Recorded data:
—————
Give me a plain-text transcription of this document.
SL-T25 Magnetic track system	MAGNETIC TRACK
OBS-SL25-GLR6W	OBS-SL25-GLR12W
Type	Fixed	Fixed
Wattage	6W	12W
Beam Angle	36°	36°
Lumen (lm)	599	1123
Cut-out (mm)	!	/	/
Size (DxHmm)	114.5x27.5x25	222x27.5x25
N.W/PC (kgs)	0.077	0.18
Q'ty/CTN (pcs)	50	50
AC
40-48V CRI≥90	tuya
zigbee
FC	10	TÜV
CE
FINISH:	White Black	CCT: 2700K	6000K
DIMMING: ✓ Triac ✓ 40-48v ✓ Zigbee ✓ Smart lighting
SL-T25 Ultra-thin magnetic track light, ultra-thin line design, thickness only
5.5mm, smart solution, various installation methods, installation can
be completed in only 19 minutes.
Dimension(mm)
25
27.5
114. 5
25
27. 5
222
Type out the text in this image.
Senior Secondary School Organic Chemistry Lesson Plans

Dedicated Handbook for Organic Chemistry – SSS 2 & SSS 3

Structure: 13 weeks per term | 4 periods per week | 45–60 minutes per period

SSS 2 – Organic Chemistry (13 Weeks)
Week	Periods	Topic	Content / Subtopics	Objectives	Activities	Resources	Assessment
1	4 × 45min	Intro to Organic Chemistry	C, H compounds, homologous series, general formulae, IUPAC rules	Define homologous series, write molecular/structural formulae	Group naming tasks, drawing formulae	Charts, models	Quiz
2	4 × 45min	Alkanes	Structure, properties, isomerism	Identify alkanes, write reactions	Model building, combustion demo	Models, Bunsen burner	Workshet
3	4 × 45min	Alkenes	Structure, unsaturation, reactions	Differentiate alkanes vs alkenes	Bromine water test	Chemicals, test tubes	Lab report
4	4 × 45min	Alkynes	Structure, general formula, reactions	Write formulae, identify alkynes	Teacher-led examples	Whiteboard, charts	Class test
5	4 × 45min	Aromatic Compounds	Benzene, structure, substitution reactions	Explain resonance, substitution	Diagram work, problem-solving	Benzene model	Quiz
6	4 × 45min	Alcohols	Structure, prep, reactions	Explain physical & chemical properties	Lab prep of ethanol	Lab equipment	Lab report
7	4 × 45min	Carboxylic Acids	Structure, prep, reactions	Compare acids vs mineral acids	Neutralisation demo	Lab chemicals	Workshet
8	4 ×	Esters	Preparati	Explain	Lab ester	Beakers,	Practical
—————
All lines above with "this" in them should be returned.

Give me a plain-text transcription of this document.
Type out the text in this image.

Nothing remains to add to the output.